### Exercise requirements
Copy the lines holding the word "Sınavı", all of them.

═══ Data section

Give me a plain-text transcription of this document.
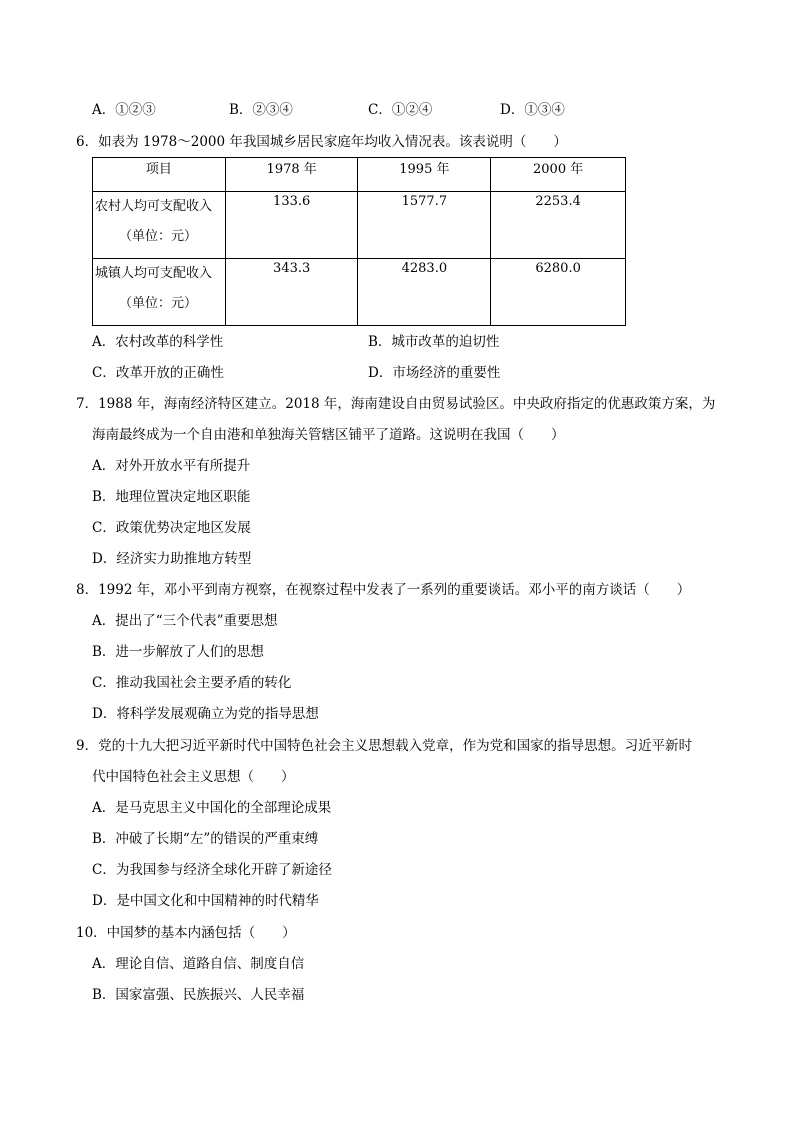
A．①②③	B．②③④	C．①②④	D．①③④
6．如表为 1978～2000 年我国城乡居民家庭年均收入情况表。该表说明（　　）
项目	1978 年	1995 年	2000 年

农村人均可支配收入
（单位：元）	133.6	1577.7	2253.4

城镇人均可支配收入
（单位：元）	343.3	4283.0	6280.0
A．农村改革的科学性	B．城市改革的迫切性
C．改革开放的正确性	D．市场经济的重要性
7．1988 年，海南经济特区建立。2018 年，海南建设自由贸易试验区。中央政府指定的优惠政策方案，为
海南最终成为一个自由港和单独海关管辖区铺平了道路。这说明在我国（　　）
A．对外开放水平有所提升
B．地理位置决定地区职能
C．政策优势决定地区发展
D．经济实力助推地方转型
8．1992 年，邓小平到南方视察，在视察过程中发表了一系列的重要谈话。邓小平的南方谈话（　　）
A．提出了“三个代表”重要思想
B．进一步解放了人们的思想
C．推动我国社会主要矛盾的转化
D．将科学发展观确立为党的指导思想
9．党的十九大把习近平新时代中国特色社会主义思想载入党章，作为党和国家的指导思想。习近平新时
代中国特色社会主义思想（　　）
A．是马克思主义中国化的全部理论成果
B．冲破了长期“左”的错误的严重束缚
C．为我国参与经济全球化开辟了新途径
D．是中国文化和中国精神的时代精华
10．中国梦的基本内涵包括（　　）
A．理论自信、道路自信、制度自信
B．国家富强、民族振兴、人民幸福
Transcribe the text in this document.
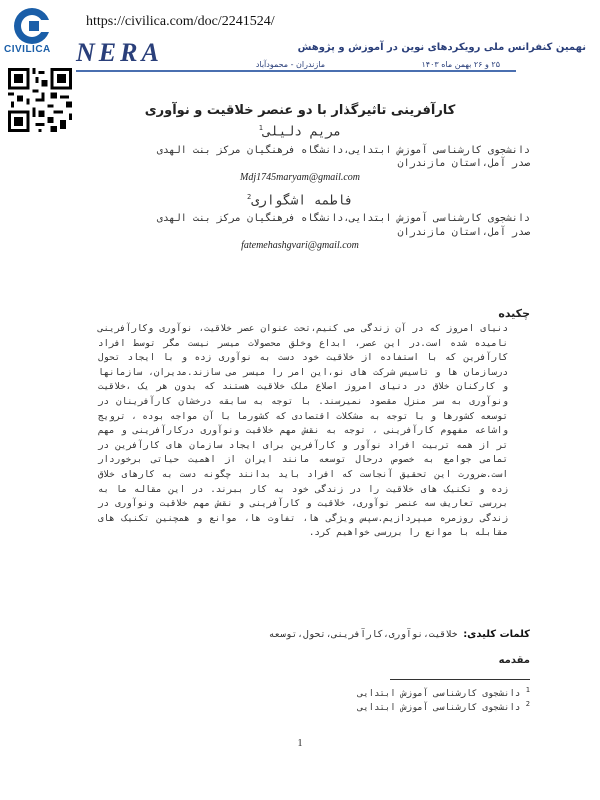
CIVILICA
https://civilica.com/doc/2241524/
NERA	نهمین کنفرانس ملی رویکردهای نوین در آموزش و پژوهش
۲۵ و ۲۶ بهمن ماه ۱۴۰۳
مازندران - محمودآباد
کارآفرینی تاثیرگذار با دو عنصر خلاقیت و نوآوری
مریم دلیلی$^1$
دانشجوی کارشناسی آموزش ابتدایی،دانشگاه فرهنگیان مرکز بنت الهدی
صدر آمل،استان مازندران
Mdj1745maryam@gmail.com
فاطمه اشگواری$^2$
دانشجوی کارشناسی آموزش ابتدایی،دانشگاه فرهنگیان مرکز بنت الهدی
صدر آمل،استان مازندران
fatemehashgvari@gmail.com
چکیده
دنیای امروز که در آن زندگی می کنیم،تحت عنوان عصر خلاقیت، نوآوری وکارآفرینی نامیده شده است.در این عصر، ابداع وخلق محصولات میسر نیست مگر توسط افراد کارآفرین که با استفاده از خلاقیت خود دست به نوآوری زده و با ایجاد تحول درسازمان ها و تاسیس شرکت های نو،این امر را میسر می سازند.مدیران، سازمانها و کارکنان خلاق در دنیای امروز اصلاع ملک خلاقیت هستند که بدون هر یک ،خلاقیت ونوآوری به سر منزل مقصود نمیرسند. با توجه به سابقه درخشان کارآفرینان در توسعه کشورها و با توجه به مشکلات اقتصادی که کشورما با آن مواجه بوده ، ترویج واشاعه مفهوم کارآفرینی ، توجه به نقش مهم خلاقیت ونوآوری درکارآفرینی و مهم تر از همه تربیت افراد نوآور و کارآفرین برای ایجاد سازمان های کارآفرین در تمامی جوامع به خصوص درحال توسعه مانند ایران از اهمیت حیاتی برخوردار است.ضرورت این تحقیق آنجاست که افراد باید بدانند چگونه دست به کارهای خلاق زده و تکنیک های خلاقیت را در زندگی خود به کار ببرند. در این مقاله ما به بررسی تعاریف سه عنصر نوآوری، خلاقیت و کارآفرینی و نقش مهم خلاقیت ونوآوری در زندگی روزمره میپردازیم.سپس ویژگی ها، تفاوت ها، موانع و همچنین تکنیک های مقابله با موانع را بررسی خواهیم کرد.
کلمات کلیدی: خلاقیت،نوآوری،کارآفرینی،تحول،توسعه
مقدمه
$^1$ دانشجوی کارشناسی آموزش ابتدایی
$^2$ دانشجوی کارشناسی آموزش ابتدایی
1
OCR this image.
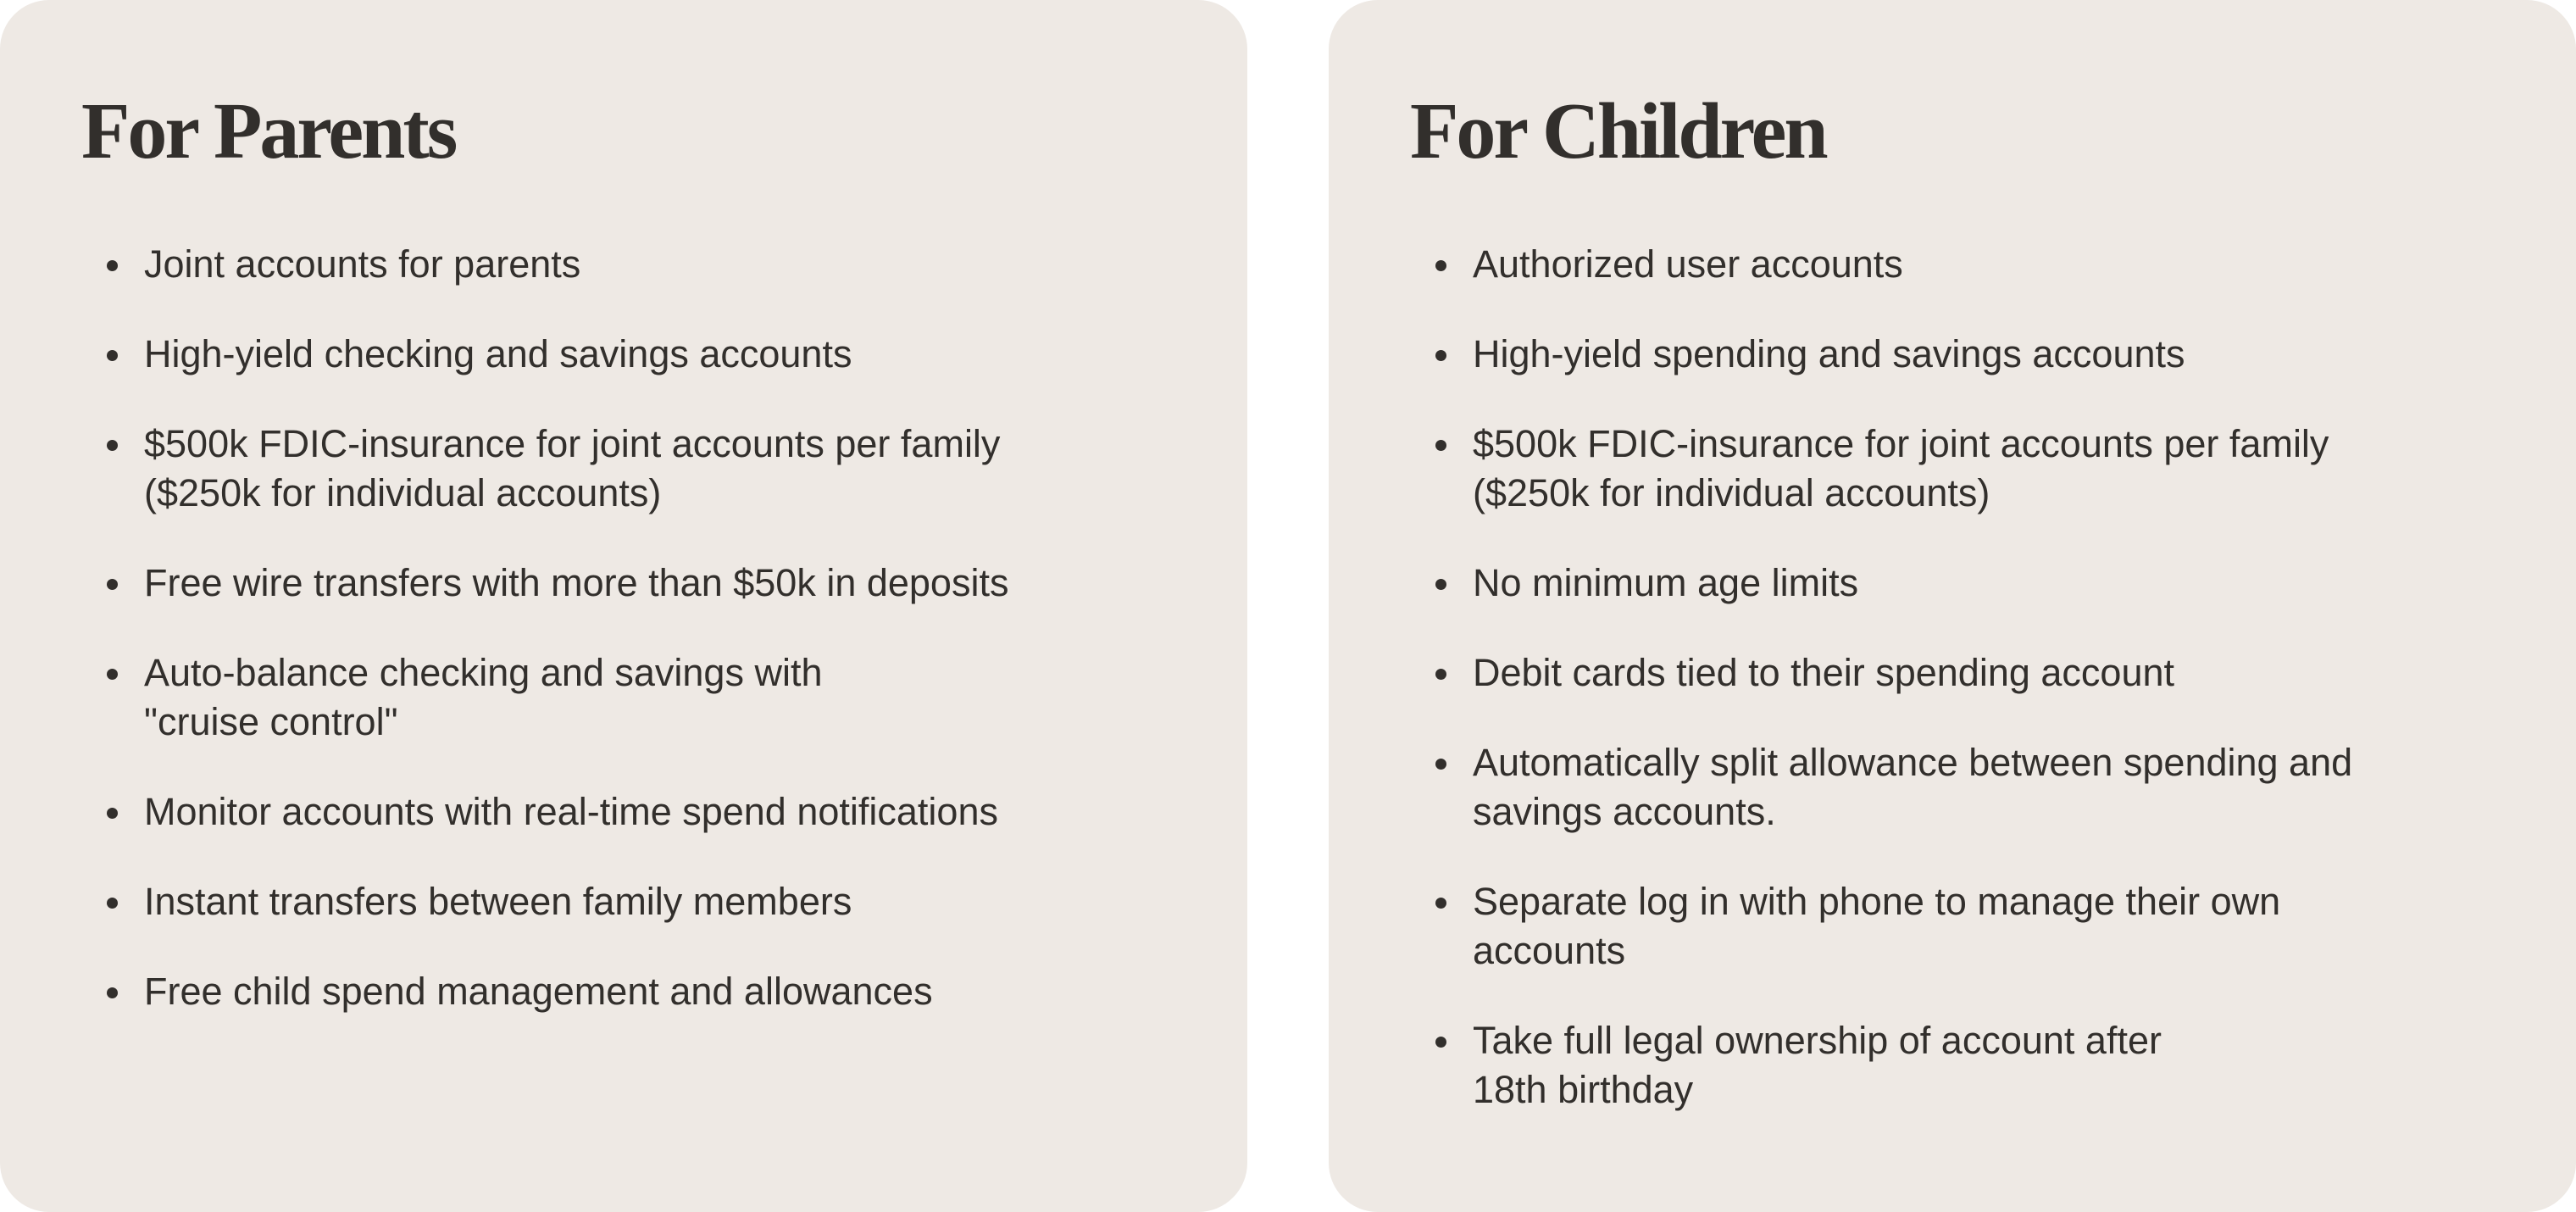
For Parents
Joint accounts for parents
High-yield checking and savings accounts
$500k FDIC-insurance for joint accounts per family
($250k for individual accounts)
Free wire transfers with more than $50k in deposits
Auto-balance checking and savings with
"cruise control"
Monitor accounts with real-time spend notifications
Instant transfers between family members
Free child spend management and allowances
For Children
Authorized user accounts
High-yield spending and savings accounts
$500k FDIC-insurance for joint accounts per family
($250k for individual accounts)
No minimum age limits
Debit cards tied to their spending account
Automatically split allowance between spending and
savings accounts.
Separate log in with phone to manage their own
accounts
Take full legal ownership of account after
18th birthday
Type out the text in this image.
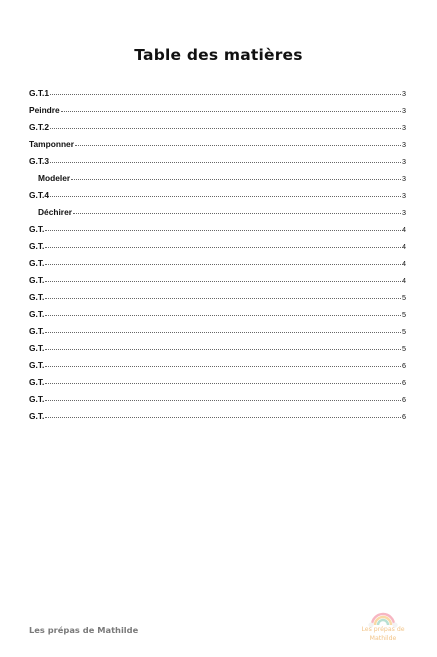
Table des matières
G.T.1	3
Peindre	3
G.T.2	3
Tamponner	3
G.T.3	3
Modeler	3
G.T.4	3
Déchirer	3
G.T.	4
G.T.	4
G.T.	4
G.T.	4
G.T.	5
G.T.	5
G.T.	5
G.T.	5
G.T.	6
G.T.	6
G.T.	6
G.T.	6
Les prépas de Mathilde	Les prépas de
Mathilde
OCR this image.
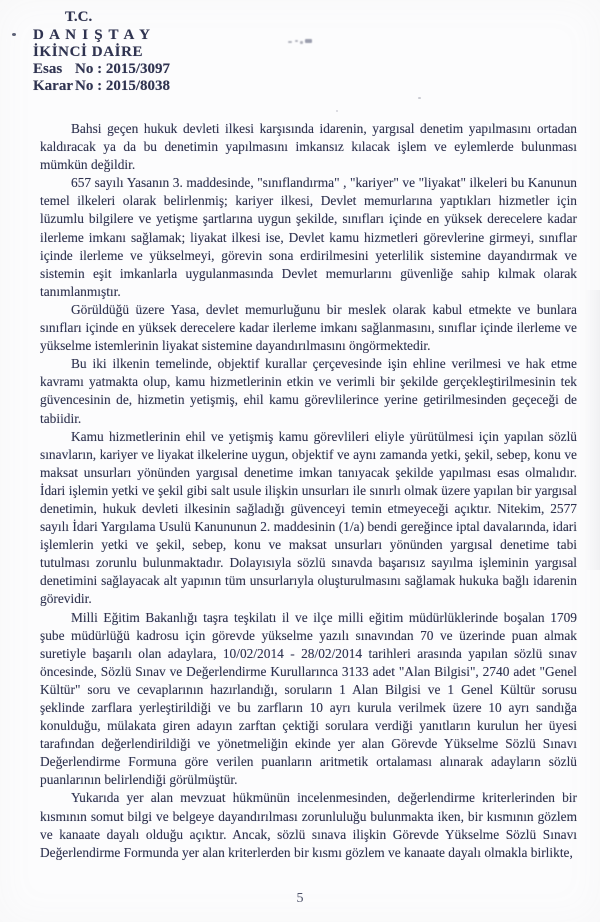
T.C.
D A N I Ş T A Y
İKİNCİ DAİRE
Esas No : 2015/3097
Karar No : 2015/8038

Bahsi geçen hukuk devleti ilkesi karşısında idarenin, yargısal denetim yapılmasını ortadan kaldıracak ya da bu denetimin yapılmasını imkansız kılacak işlem ve eylemlerde bulunması mümkün değildir.

657 sayılı Yasanın 3. maddesinde, "sınıflandırma" , "kariyer" ve "liyakat" ilkeleri bu Kanunun temel ilkeleri olarak belirlenmiş; kariyer ilkesi, Devlet memurlarına yaptıkları hizmetler için lüzumlu bilgilere ve yetişme şartlarına uygun şekilde, sınıfları içinde en yüksek derecelere kadar ilerleme imkanı sağlamak; liyakat ilkesi ise, Devlet kamu hizmetleri görevlerine girmeyi, sınıflar içinde ilerleme ve yükselmeyi, görevin sona erdirilmesini yeterlilik sistemine dayandırmak ve sistemin eşit imkanlarla uygulanmasında Devlet memurlarını güvenliğe sahip kılmak olarak tanımlanmıştır.

Görüldüğü üzere Yasa, devlet memurluğunu bir meslek olarak kabul etmekte ve bunlara sınıfları içinde en yüksek derecelere kadar ilerleme imkanı sağlanmasını, sınıflar içinde ilerleme ve yükselme istemlerinin liyakat sistemine dayandırılmasını öngörmektedir.

Bu iki ilkenin temelinde, objektif kurallar çerçevesinde işin ehline verilmesi ve hak etme kavramı yatmakta olup, kamu hizmetlerinin etkin ve verimli bir şekilde gerçekleştirilmesinin tek güvencesinin de, hizmetin yetişmiş, ehil kamu görevlilerince yerine getirilmesinden geçeceği de tabiidir.

Kamu hizmetlerinin ehil ve yetişmiş kamu görevlileri eliyle yürütülmesi için yapılan sözlü sınavların, kariyer ve liyakat ilkelerine uygun, objektif ve aynı zamanda yetki, şekil, sebep, konu ve maksat unsurları yönünden yargısal denetime imkan tanıyacak şekilde yapılması esas olmalıdır. İdari işlemin yetki ve şekil gibi salt usule ilişkin unsurları ile sınırlı olmak üzere yapılan bir yargısal denetimin, hukuk devleti ilkesinin sağladığı güvenceyi temin etmeyeceği açıktır. Nitekim, 2577 sayılı İdari Yargılama Usulü Kanununun 2. maddesinin (1/a) bendi gereğince iptal davalarında, idari işlemlerin yetki ve şekil, sebep, konu ve maksat unsurları yönünden yargısal denetime tabi tutulması zorunlu bulunmaktadır. Dolayısıyla sözlü sınavda başarısız sayılma işleminin yargısal denetimini sağlayacak alt yapının tüm unsurlarıyla oluşturulmasını sağlamak hukuka bağlı idarenin görevidir.

Milli Eğitim Bakanlığı taşra teşkilatı il ve ilçe milli eğitim müdürlüklerinde boşalan 1709 şube müdürlüğü kadrosu için görevde yükselme yazılı sınavından 70 ve üzerinde puan almak suretiyle başarılı olan adaylara, 10/02/2014 - 28/02/2014 tarihleri arasında yapılan sözlü sınav öncesinde, Sözlü Sınav ve Değerlendirme Kurullarınca 3133 adet "Alan Bilgisi", 2740 adet "Genel Kültür" soru ve cevaplarının hazırlandığı, soruların 1 Alan Bilgisi ve 1 Genel Kültür sorusu şeklinde zarflara yerleştirildiği ve bu zarfların 10 ayrı kurula verilmek üzere 10 ayrı sandığa konulduğu, mülakata giren adayın zarftan çektiği sorulara verdiği yanıtların kurulun her üyesi tarafından değerlendirildiği ve yönetmeliğin ekinde yer alan Görevde Yükselme Sözlü Sınavı Değerlendirme Formuna göre verilen puanların aritmetik ortalaması alınarak adayların sözlü puanlarının belirlendiği görülmüştür.

Yukarıda yer alan mevzuat hükmünün incelenmesinden, değerlendirme kriterlerinden bir kısmının somut bilgi ve belgeye dayandırılması zorunluluğu bulunmakta iken, bir kısmının gözlem ve kanaate dayalı olduğu açıktır. Ancak, sözlü sınava ilişkin Görevde Yükselme Sözlü Sınavı Değerlendirme Formunda yer alan kriterlerden bir kısmı gözlem ve kanaate dayalı olmakla birlikte,

5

══════

### Answer to the task
Milli Eğitim Bakanlığı taşra teşkilatı il ve ilçe milli eğitim müdürlüklerinde boşalan 1709 şube müdürlüğü kadrosu için görevde yükselme yazılı sınavından 70 ve üzerinde puan almak suretiyle başarılı olan adaylara, 10/02/2014 - 28/02/2014 tarihleri arasında yapılan sözlü sınav öncesinde, Sözlü Sınav ve Değerlendirme Kurullarınca 3133 adet "Alan Bilgisi", 2740 adet "Genel Kültür" soru ve cevaplarının hazırlandığı, soruların 1 Alan Bilgisi ve 1 Genel Kültür sorusu şeklinde zarflara yerleştirildiği ve bu zarfların 10 ayrı kurula verilmek üzere 10 ayrı sandığa konulduğu, mülakata giren adayın zarftan çektiği sorulara verdiği yanıtların kurulun her üyesi tarafından değerlendirildiği ve yönetmeliğin ekinde yer alan Görevde Yükselme Sözlü Sınavı Değerlendirme Formuna göre verilen puanların aritmetik ortalaması alınarak adayların sözlü puanlarının belirlendiği görülmüştür.
Yukarıda yer alan mevzuat hükmünün incelenmesinden, değerlendirme kriterlerinden bir kısmının somut bilgi ve belgeye dayandırılması zorunluluğu bulunmakta iken, bir kısmının gözlem ve kanaate dayalı olduğu açıktır. Ancak, sözlü sınava ilişkin Görevde Yükselme Sözlü Sınavı Değerlendirme Formunda yer alan kriterlerden bir kısmı gözlem ve kanaate dayalı olmakla birlikte,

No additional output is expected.